# The request
Copy, from the entries below, each line where the word "title" can be found.

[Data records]
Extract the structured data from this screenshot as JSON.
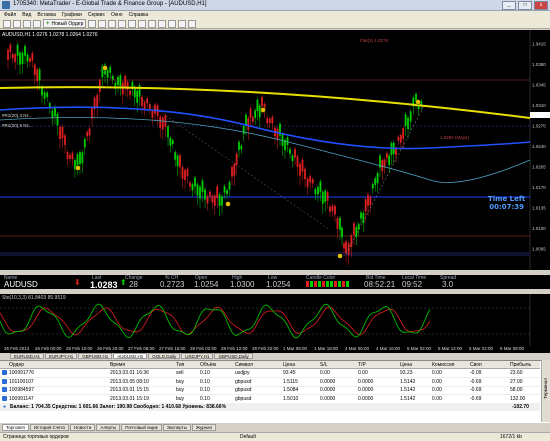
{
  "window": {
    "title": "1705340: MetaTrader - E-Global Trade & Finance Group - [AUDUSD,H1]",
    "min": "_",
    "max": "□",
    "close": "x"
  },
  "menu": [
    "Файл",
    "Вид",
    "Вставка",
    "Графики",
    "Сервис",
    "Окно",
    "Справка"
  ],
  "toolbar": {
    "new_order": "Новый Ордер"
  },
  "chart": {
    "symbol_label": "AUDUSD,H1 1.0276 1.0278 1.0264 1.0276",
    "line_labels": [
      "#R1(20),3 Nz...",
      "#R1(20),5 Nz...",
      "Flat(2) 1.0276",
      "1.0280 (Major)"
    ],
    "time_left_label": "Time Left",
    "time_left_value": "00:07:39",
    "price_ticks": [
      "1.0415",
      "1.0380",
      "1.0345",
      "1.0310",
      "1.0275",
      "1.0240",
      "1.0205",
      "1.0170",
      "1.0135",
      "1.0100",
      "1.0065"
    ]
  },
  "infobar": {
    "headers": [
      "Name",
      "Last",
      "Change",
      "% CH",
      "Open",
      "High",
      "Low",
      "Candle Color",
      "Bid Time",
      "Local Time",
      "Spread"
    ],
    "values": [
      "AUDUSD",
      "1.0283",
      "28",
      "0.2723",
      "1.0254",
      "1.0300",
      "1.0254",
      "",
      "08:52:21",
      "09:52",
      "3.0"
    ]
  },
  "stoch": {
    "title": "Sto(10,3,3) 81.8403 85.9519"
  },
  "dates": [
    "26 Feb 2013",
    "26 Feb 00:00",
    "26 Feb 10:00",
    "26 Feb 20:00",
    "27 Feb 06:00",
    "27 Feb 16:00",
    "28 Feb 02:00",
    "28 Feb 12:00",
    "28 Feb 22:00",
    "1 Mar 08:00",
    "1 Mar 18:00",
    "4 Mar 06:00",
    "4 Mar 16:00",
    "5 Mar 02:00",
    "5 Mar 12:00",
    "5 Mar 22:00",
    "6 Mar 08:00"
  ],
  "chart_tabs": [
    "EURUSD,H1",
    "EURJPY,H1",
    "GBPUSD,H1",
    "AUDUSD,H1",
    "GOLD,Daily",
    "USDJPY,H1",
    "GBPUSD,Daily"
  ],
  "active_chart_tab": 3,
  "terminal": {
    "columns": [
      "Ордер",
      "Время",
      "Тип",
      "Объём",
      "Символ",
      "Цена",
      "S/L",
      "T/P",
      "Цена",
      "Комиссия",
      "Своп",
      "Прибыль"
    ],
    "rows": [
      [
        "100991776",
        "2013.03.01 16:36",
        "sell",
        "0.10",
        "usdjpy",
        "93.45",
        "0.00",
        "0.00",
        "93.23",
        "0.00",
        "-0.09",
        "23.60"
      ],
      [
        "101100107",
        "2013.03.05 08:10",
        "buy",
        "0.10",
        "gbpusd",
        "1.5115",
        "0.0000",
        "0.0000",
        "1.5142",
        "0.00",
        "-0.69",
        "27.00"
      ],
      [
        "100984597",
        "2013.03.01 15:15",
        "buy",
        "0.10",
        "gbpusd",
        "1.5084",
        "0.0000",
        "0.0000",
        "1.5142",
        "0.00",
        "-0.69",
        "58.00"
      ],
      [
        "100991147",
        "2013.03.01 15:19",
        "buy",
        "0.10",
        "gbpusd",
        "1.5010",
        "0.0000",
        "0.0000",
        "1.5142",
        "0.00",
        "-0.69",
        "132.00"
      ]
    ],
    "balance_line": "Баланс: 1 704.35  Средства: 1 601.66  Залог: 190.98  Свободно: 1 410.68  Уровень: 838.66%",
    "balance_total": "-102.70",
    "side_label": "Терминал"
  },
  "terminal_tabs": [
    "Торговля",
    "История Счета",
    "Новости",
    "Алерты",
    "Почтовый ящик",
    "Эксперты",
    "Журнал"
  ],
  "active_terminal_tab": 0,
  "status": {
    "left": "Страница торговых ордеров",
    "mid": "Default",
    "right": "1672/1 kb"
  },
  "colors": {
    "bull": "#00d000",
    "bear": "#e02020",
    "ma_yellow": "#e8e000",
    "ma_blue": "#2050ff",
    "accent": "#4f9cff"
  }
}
* * *
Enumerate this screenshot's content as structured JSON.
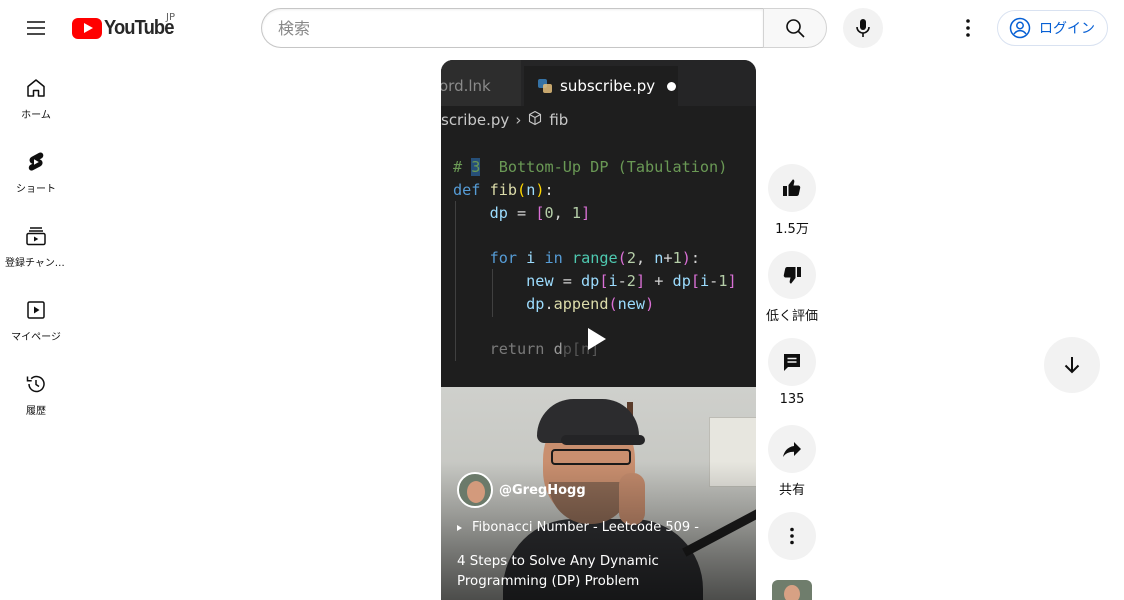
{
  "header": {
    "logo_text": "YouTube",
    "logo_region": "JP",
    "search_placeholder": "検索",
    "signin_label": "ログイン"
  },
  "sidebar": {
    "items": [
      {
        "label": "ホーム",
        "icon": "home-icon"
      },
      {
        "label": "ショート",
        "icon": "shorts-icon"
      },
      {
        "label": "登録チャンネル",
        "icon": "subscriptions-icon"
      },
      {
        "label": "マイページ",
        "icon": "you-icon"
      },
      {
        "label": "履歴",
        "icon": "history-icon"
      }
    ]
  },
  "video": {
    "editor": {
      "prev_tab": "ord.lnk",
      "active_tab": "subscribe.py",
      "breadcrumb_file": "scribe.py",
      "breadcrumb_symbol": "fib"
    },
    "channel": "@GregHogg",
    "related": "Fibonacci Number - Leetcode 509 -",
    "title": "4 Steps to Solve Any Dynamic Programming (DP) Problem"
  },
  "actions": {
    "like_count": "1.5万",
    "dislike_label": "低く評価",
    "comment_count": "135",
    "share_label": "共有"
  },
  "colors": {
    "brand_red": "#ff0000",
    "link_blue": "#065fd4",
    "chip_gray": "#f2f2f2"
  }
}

# Output for this exercise
    "title": "1705340: MetaTrader - E-Global Trade & Finance Group - [AUDUSD,H1]",
    "title": "Sto(10,3,3) 81.8403 85.9519"
    "title": "4 Steps to Solve Any Dynamic Programming (DP) Problem"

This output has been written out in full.